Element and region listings
— begin —

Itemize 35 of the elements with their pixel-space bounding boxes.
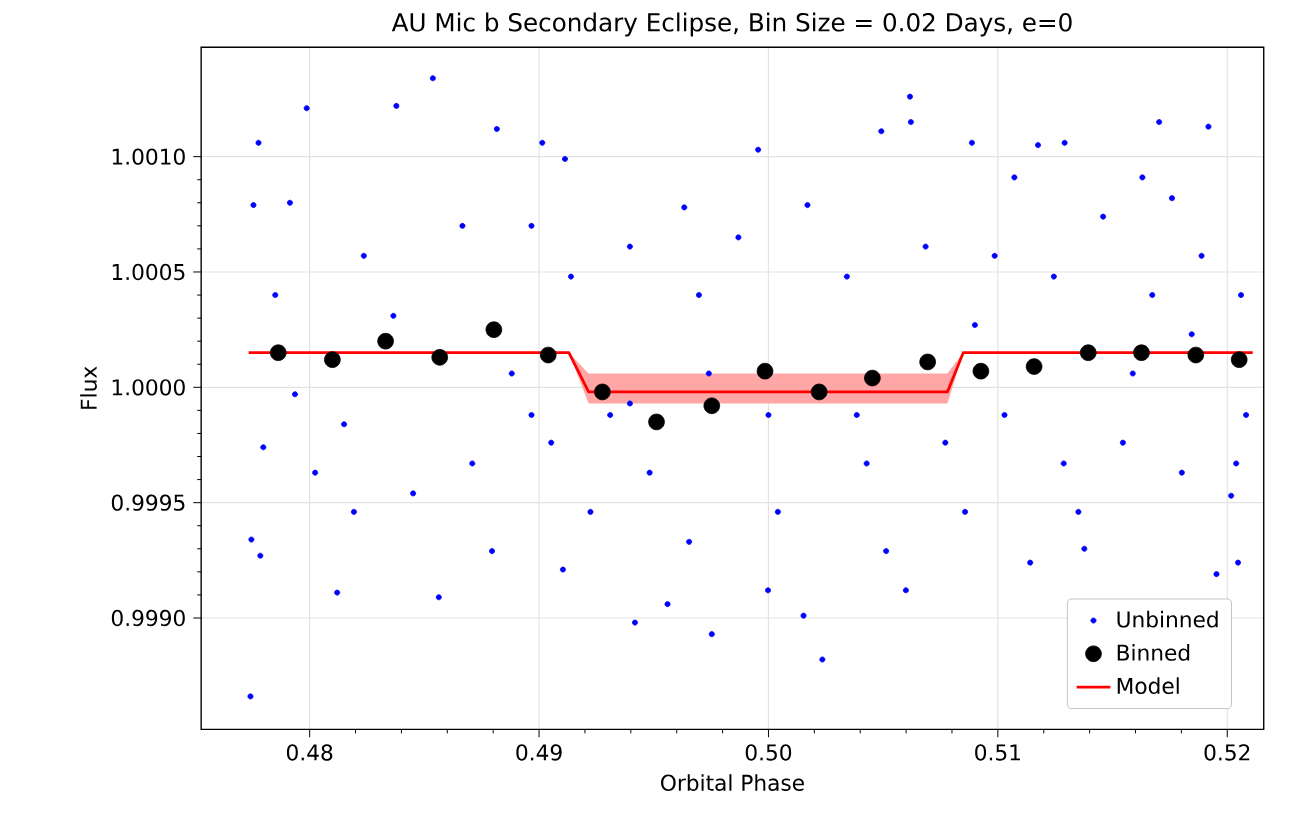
y-tick-label: 1.0000 [112, 379, 185, 396]
point [269, 344, 287, 362]
point [1133, 344, 1150, 362]
x-tick-label: 0.50 [745, 744, 792, 761]
point [431, 349, 449, 366]
point [539, 346, 557, 364]
x-tick-label: 0.48 [286, 744, 333, 761]
point [756, 362, 774, 380]
y-tick-label: 0.9995 [111, 494, 185, 511]
x-axis-title: Orbital Phase [661, 774, 804, 791]
point [1079, 344, 1097, 362]
legend-label: Model [1117, 677, 1179, 695]
chart-title: AU Mic b Secondary Eclipse, Bin Size = 0.02 Days, e=0 [391, 12, 1072, 37]
point [1187, 346, 1205, 364]
point [972, 362, 990, 380]
point [485, 321, 503, 338]
point [324, 351, 341, 368]
point [1230, 351, 1248, 368]
x-tick-label: 0.49 [516, 744, 562, 761]
legend-label: Unbinned [1117, 610, 1218, 628]
x-tick-label: 0.51 [975, 744, 1020, 761]
y-tick-label: 0.9990 [111, 609, 185, 627]
point [1025, 358, 1043, 375]
y-tick-label: 1.0005 [112, 263, 185, 281]
legend-label: Binned [1117, 644, 1190, 661]
point [594, 383, 611, 401]
y-tick-label: 1.0010 [112, 148, 185, 165]
point [919, 353, 936, 371]
y-axis-title: Flux [80, 366, 97, 409]
point [377, 332, 394, 350]
point [810, 383, 828, 401]
point [864, 369, 881, 387]
point [648, 413, 665, 431]
x-tick-label: 0.52 [1204, 744, 1250, 761]
point [703, 397, 721, 415]
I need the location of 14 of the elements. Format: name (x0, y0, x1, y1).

— end —

§ What is asked
Change every "elements" in the entries above to "items" and give the entries again with everything else unchanged. Leave the pictures out.

§ Result of this exercise
Itemize 35 of the items with their pixel-space bounding boxes.
y-tick-label: 1.0000 [112, 379, 185, 396]
point [269, 344, 287, 362]
point [1133, 344, 1150, 362]
x-tick-label: 0.50 [745, 744, 792, 761]
point [431, 349, 449, 366]
point [539, 346, 557, 364]
x-tick-label: 0.48 [286, 744, 333, 761]
point [756, 362, 774, 380]
y-tick-label: 0.9995 [111, 494, 185, 511]
x-axis-title: Orbital Phase [661, 774, 804, 791]
point [1079, 344, 1097, 362]
legend-label: Model [1117, 677, 1179, 695]
chart-title: AU Mic b Secondary Eclipse, Bin Size = 0.02 Days, e=0 [391, 12, 1072, 37]
point [1187, 346, 1205, 364]
point [972, 362, 990, 380]
point [485, 321, 503, 338]
point [324, 351, 341, 368]
point [1230, 351, 1248, 368]
x-tick-label: 0.49 [516, 744, 562, 761]
legend-label: Unbinned [1117, 610, 1218, 628]
x-tick-label: 0.51 [975, 744, 1020, 761]
y-tick-label: 0.9990 [111, 609, 185, 627]
point [1025, 358, 1043, 375]
y-tick-label: 1.0005 [112, 263, 185, 281]
legend-label: Binned [1117, 644, 1190, 661]
point [594, 383, 611, 401]
y-tick-label: 1.0010 [112, 148, 185, 165]
point [919, 353, 936, 371]
y-axis-title: Flux [80, 366, 97, 409]
point [377, 332, 394, 350]
point [810, 383, 828, 401]
point [864, 369, 881, 387]
point [648, 413, 665, 431]
x-tick-label: 0.52 [1204, 744, 1250, 761]
point [703, 397, 721, 415]
I need the location of 14 of the items. Format: name (x0, y0, x1, y1).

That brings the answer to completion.